Start PROVIDED RECORDS

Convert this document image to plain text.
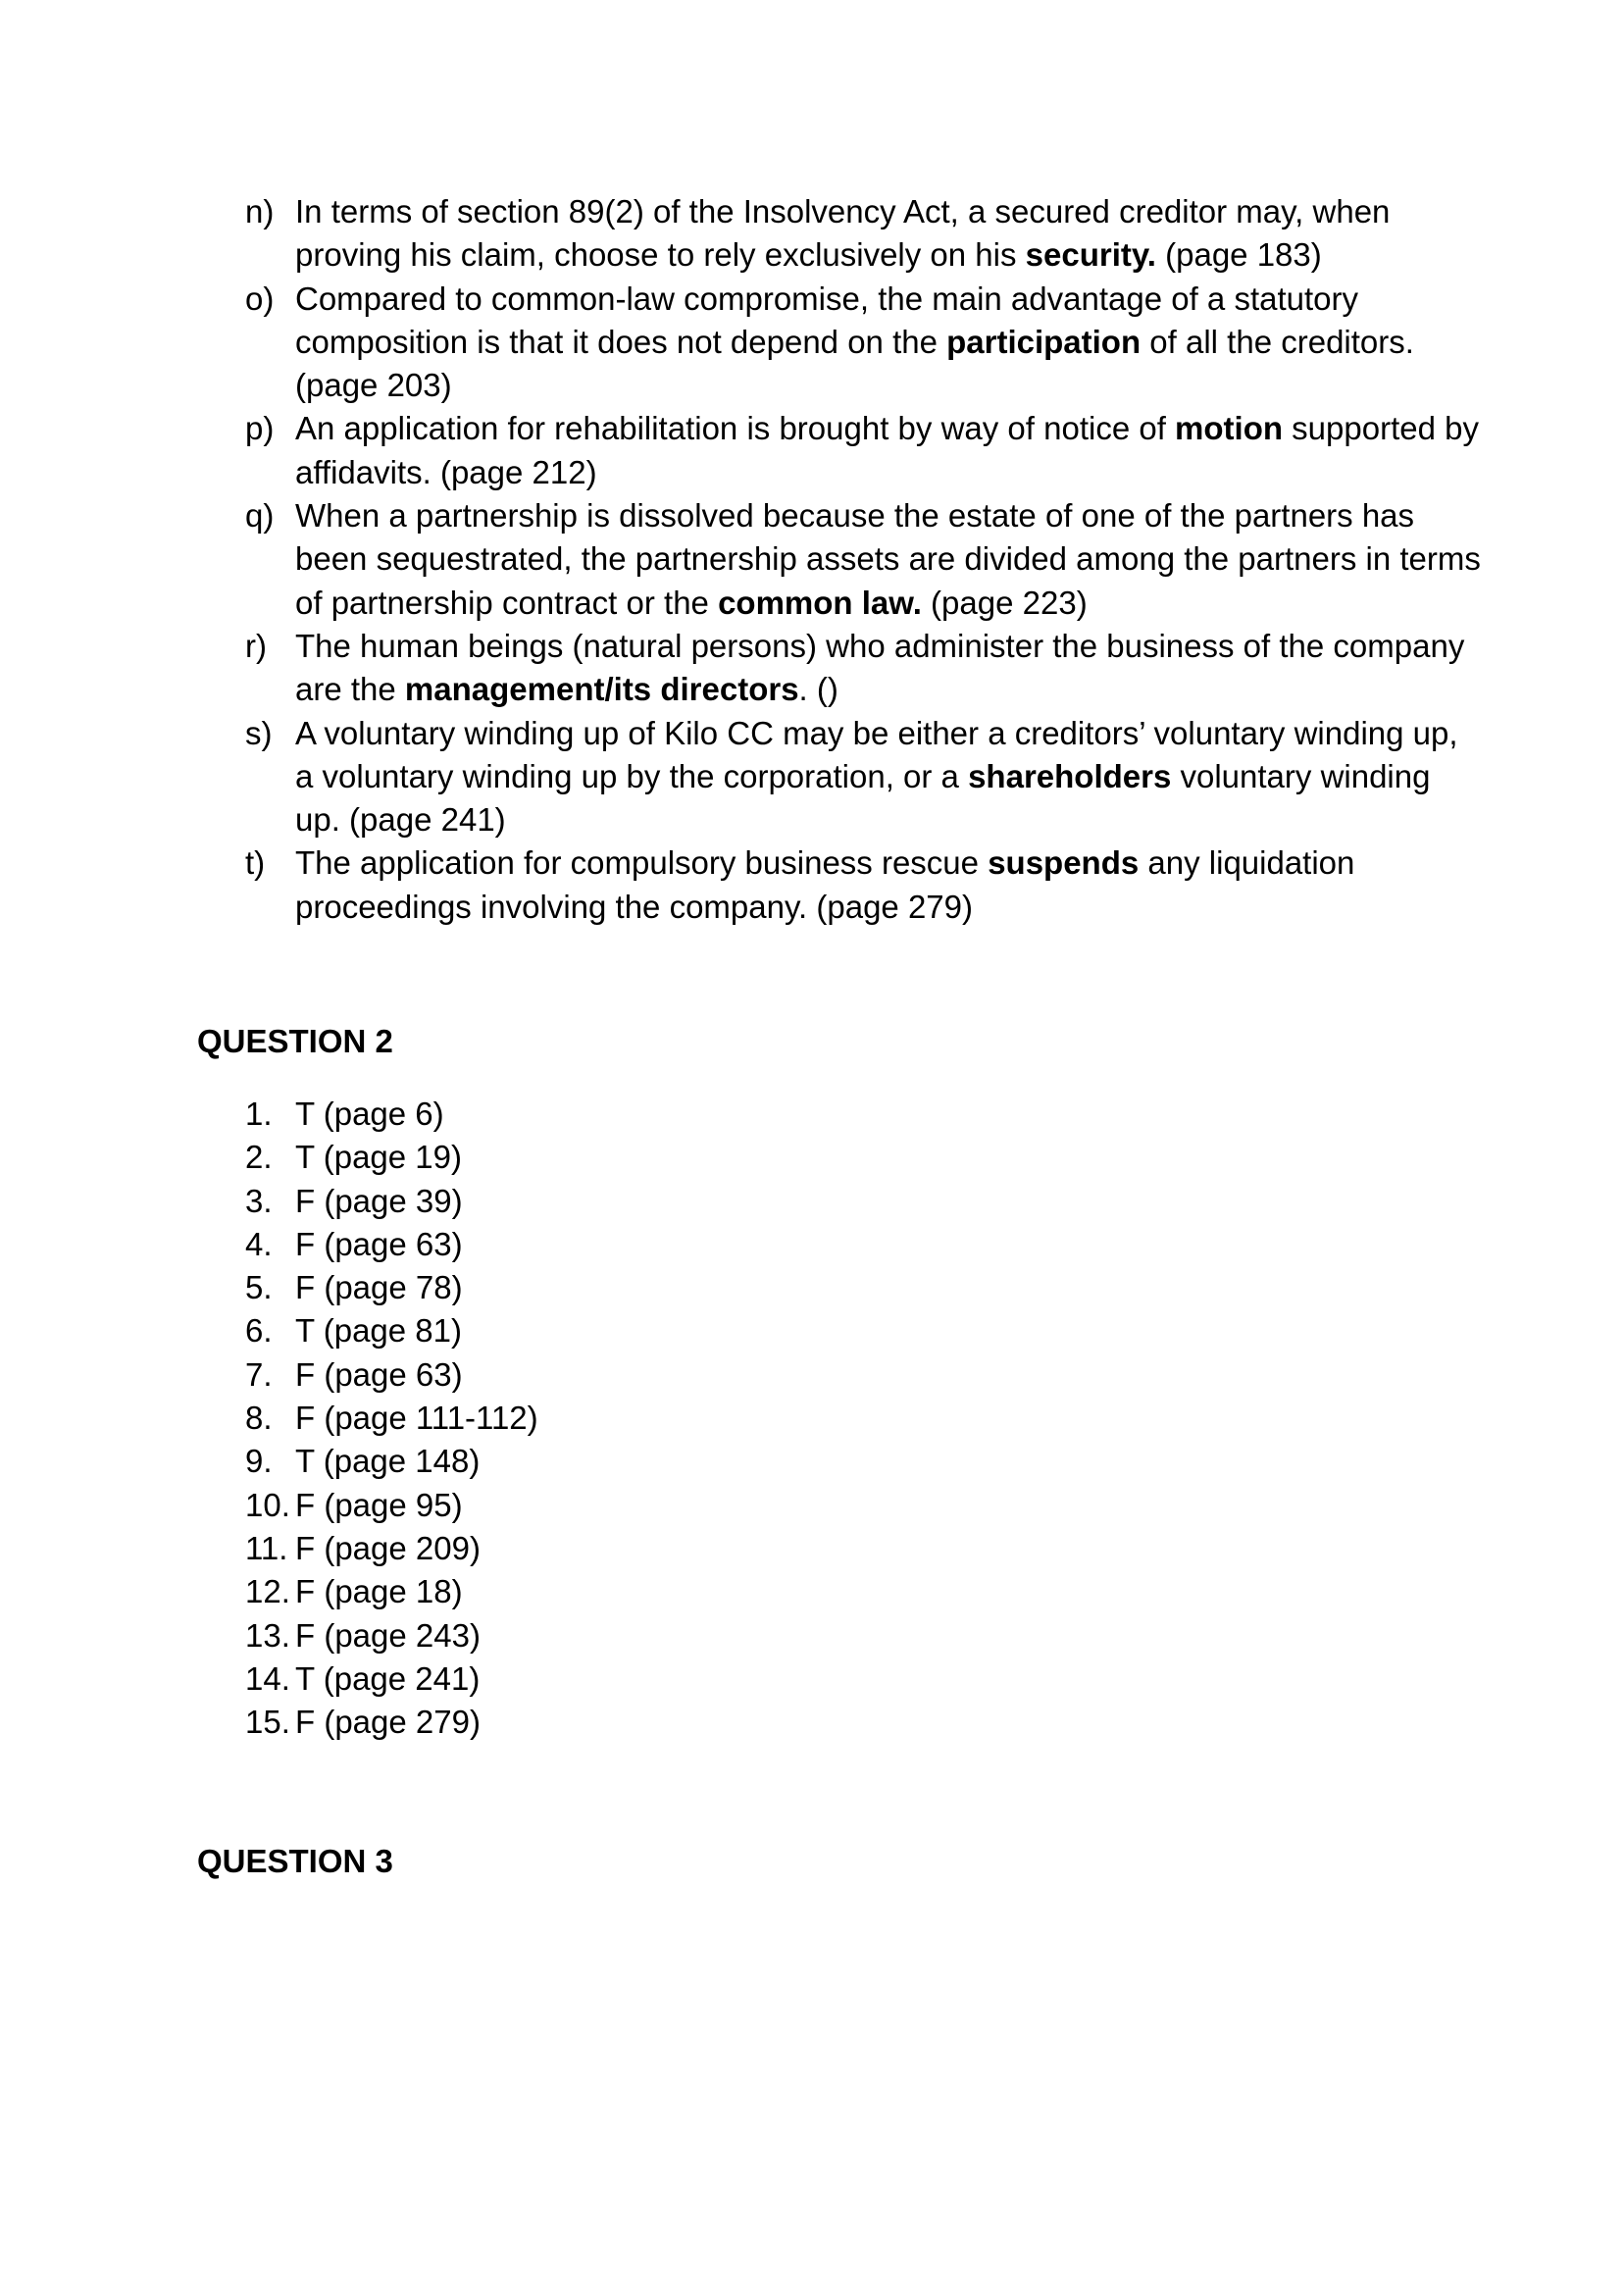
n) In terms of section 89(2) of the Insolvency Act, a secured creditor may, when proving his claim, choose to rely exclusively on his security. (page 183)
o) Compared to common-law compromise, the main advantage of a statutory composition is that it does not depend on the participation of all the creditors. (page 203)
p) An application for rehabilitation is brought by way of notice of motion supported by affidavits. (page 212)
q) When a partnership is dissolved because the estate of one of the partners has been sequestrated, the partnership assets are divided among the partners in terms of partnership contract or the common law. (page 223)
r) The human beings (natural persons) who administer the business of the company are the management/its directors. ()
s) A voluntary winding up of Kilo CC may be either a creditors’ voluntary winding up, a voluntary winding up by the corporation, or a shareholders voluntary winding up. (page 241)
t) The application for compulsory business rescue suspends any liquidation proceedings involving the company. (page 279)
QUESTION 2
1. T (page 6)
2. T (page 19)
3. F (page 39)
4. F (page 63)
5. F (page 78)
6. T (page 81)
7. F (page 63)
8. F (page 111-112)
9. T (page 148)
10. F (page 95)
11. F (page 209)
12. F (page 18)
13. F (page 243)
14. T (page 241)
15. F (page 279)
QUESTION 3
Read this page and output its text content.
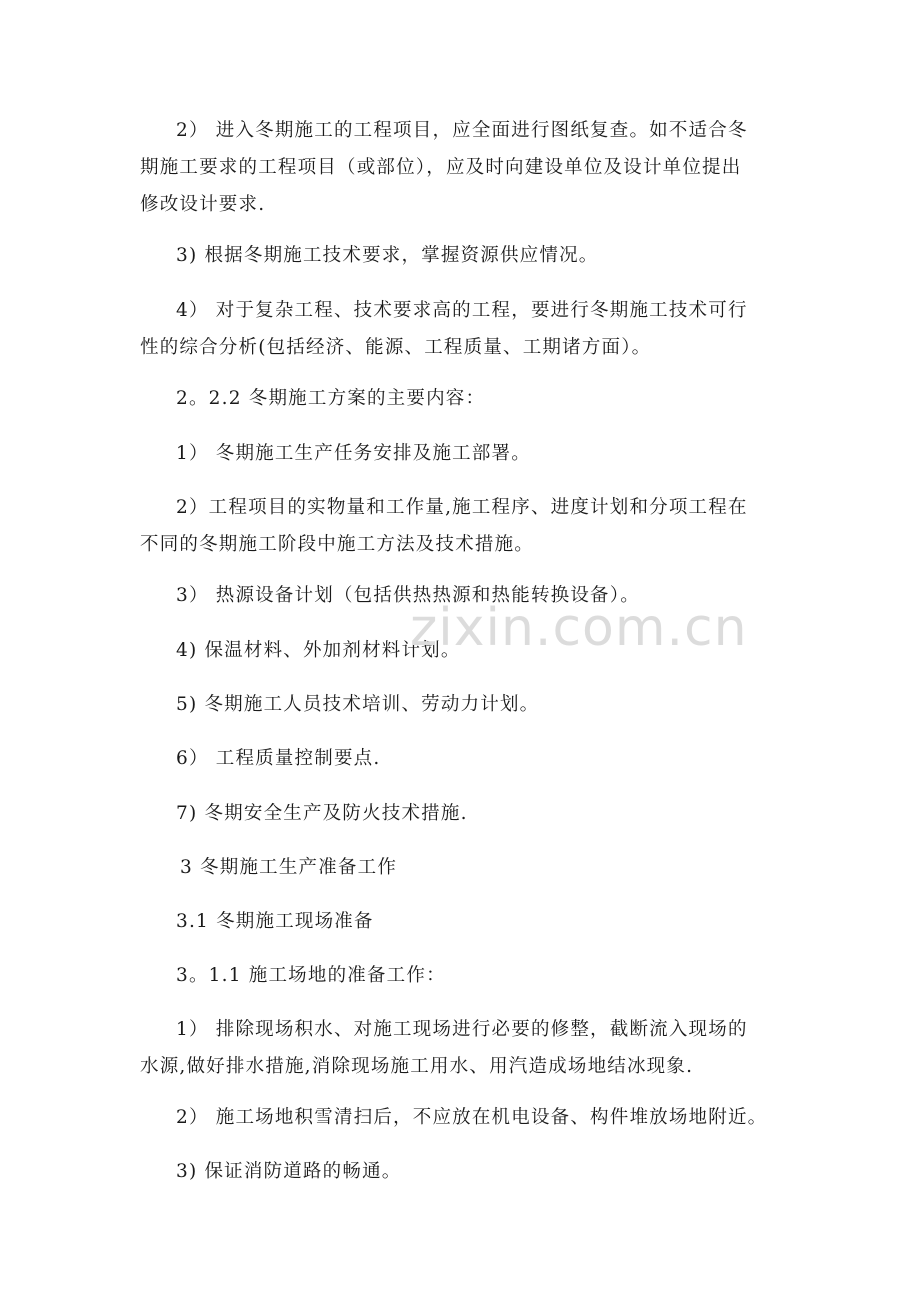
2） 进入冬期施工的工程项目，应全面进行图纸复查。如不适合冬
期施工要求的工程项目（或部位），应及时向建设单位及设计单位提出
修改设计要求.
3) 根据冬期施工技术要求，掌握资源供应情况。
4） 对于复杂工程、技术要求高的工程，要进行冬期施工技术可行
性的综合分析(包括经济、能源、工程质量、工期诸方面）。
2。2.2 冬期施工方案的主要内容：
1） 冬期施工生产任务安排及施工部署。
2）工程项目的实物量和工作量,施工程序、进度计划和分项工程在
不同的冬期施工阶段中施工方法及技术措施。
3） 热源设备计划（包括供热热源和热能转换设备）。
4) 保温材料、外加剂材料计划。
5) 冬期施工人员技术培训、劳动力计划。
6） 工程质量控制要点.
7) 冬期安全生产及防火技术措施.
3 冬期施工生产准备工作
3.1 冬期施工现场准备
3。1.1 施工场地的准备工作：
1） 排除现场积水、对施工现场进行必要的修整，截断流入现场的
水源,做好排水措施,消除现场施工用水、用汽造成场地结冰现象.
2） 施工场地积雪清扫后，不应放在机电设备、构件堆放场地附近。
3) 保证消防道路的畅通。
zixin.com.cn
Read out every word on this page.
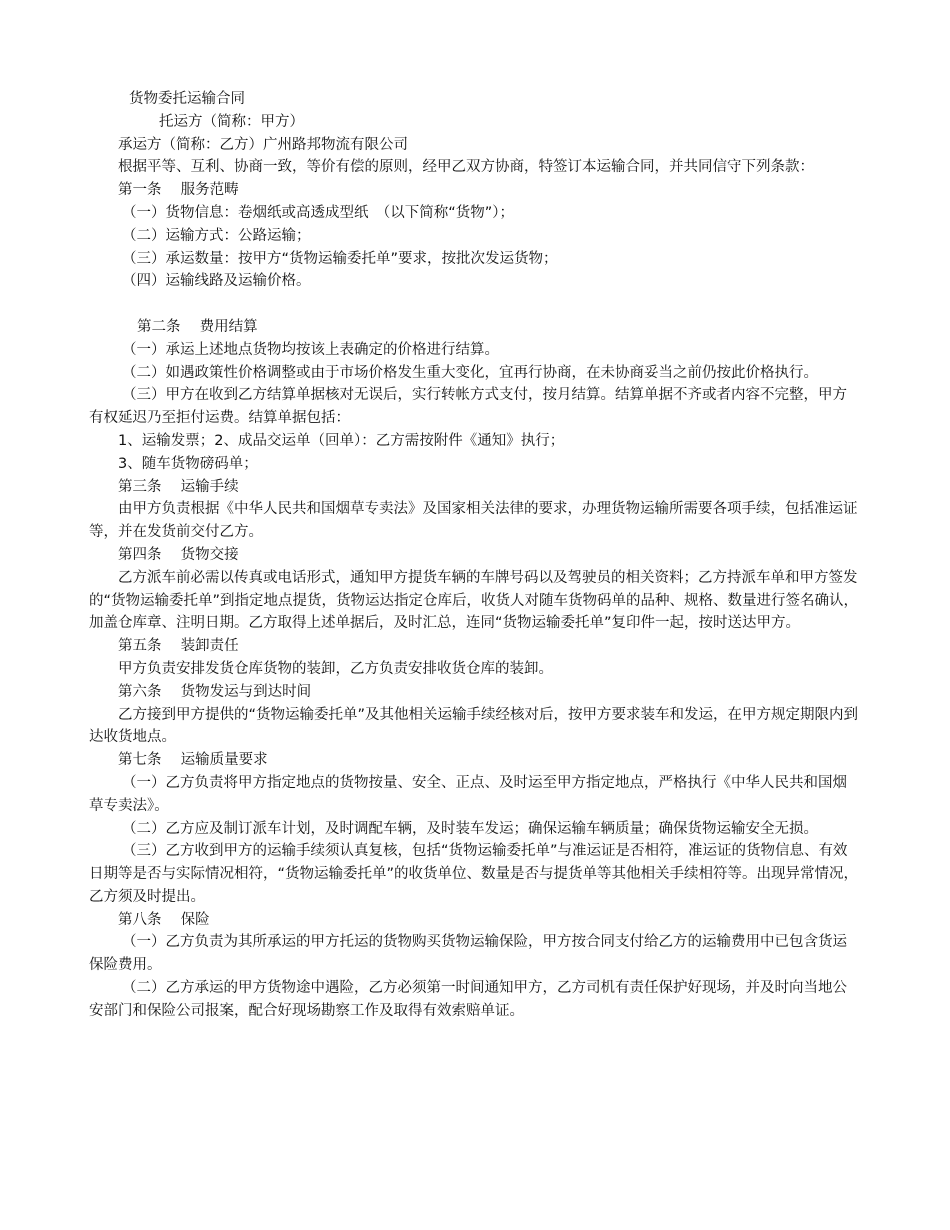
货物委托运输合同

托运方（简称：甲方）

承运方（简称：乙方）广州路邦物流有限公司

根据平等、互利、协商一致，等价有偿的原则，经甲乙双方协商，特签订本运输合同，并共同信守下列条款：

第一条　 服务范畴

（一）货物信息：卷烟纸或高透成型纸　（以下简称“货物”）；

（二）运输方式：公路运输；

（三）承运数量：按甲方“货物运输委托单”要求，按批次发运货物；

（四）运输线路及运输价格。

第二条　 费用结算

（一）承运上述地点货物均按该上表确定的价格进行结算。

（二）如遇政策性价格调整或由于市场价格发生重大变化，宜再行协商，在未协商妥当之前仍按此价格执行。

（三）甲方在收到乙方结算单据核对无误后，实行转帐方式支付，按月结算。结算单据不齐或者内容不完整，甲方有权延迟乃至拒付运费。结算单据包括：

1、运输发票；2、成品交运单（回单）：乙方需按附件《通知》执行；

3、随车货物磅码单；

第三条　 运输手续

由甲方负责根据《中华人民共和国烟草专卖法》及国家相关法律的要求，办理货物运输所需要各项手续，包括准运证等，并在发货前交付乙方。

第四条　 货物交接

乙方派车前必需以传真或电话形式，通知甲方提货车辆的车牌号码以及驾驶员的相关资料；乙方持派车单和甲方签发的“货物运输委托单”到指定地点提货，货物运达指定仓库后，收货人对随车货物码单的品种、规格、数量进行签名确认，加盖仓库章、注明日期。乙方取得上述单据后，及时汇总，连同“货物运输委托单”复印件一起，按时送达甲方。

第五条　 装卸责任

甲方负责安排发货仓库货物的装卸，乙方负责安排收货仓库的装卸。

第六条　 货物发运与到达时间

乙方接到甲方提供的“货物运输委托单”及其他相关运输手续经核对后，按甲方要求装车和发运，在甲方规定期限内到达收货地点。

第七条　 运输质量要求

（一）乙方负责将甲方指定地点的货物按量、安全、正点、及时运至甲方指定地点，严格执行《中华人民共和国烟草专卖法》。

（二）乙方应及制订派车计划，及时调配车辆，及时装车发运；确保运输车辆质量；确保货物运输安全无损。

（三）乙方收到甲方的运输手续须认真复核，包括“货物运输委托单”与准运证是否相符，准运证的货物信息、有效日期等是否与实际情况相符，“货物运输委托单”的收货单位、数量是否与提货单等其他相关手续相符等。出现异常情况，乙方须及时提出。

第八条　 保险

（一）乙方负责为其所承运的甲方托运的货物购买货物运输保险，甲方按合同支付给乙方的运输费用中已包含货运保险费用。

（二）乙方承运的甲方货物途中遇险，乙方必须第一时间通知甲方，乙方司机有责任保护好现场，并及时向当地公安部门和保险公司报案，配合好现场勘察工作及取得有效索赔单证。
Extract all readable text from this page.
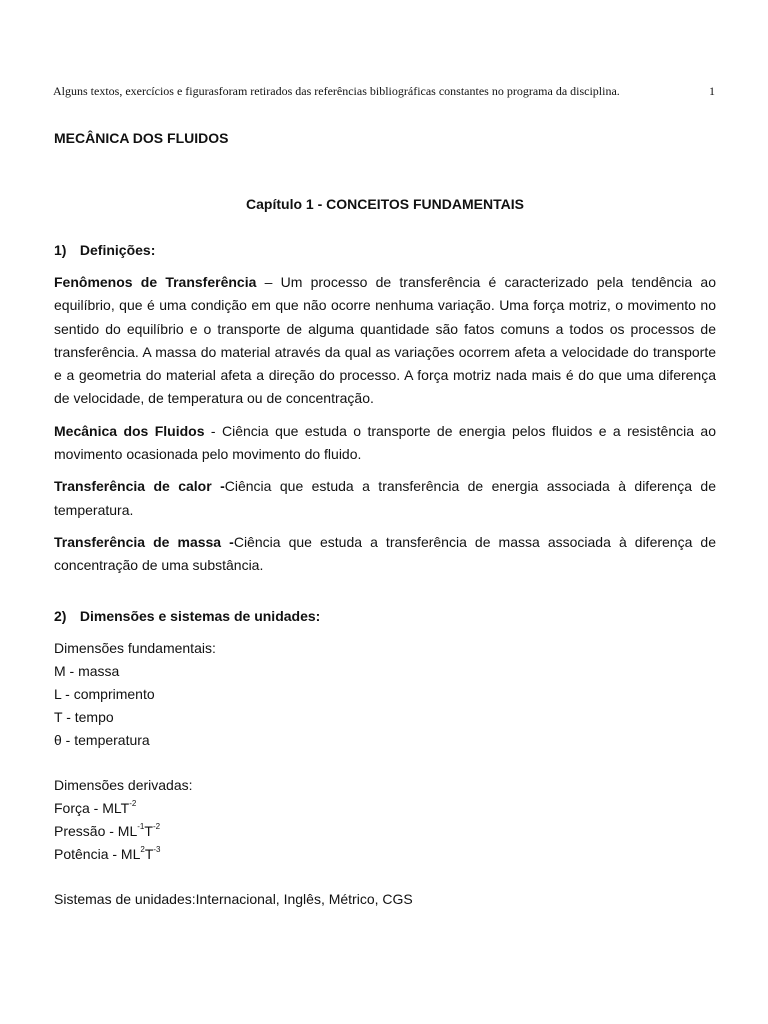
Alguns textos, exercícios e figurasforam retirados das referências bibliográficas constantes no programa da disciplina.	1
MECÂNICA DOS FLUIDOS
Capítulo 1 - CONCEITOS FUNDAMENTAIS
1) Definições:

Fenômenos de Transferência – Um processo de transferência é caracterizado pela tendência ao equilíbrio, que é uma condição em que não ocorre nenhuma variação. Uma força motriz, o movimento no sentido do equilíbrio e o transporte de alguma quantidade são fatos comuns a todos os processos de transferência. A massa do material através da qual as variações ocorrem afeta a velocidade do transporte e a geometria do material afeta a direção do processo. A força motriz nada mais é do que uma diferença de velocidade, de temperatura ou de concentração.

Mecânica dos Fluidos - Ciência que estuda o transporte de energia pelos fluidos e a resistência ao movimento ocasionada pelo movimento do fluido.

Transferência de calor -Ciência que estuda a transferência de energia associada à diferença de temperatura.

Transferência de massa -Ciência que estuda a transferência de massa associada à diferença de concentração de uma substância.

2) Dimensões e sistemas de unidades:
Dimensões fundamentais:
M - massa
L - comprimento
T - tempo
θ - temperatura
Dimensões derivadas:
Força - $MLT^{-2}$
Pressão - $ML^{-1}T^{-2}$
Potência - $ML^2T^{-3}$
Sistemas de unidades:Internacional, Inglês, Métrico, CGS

End PROVIDED RECORDS

◆ SET EXERCISE
Using the listing above, list every line in which the string "common" occurs.

◆ ANSWER FOR THE TASK
o) Compared to common-law compromise, the main advantage of a statutory composition is that it does not depend on the participation of all the creditors. (page 203)
q) When a partnership is dissolved because the estate of one of the partners has been sequestrated, the partnership assets are divided among the partners in terms of partnership contract or the common law. (page 223)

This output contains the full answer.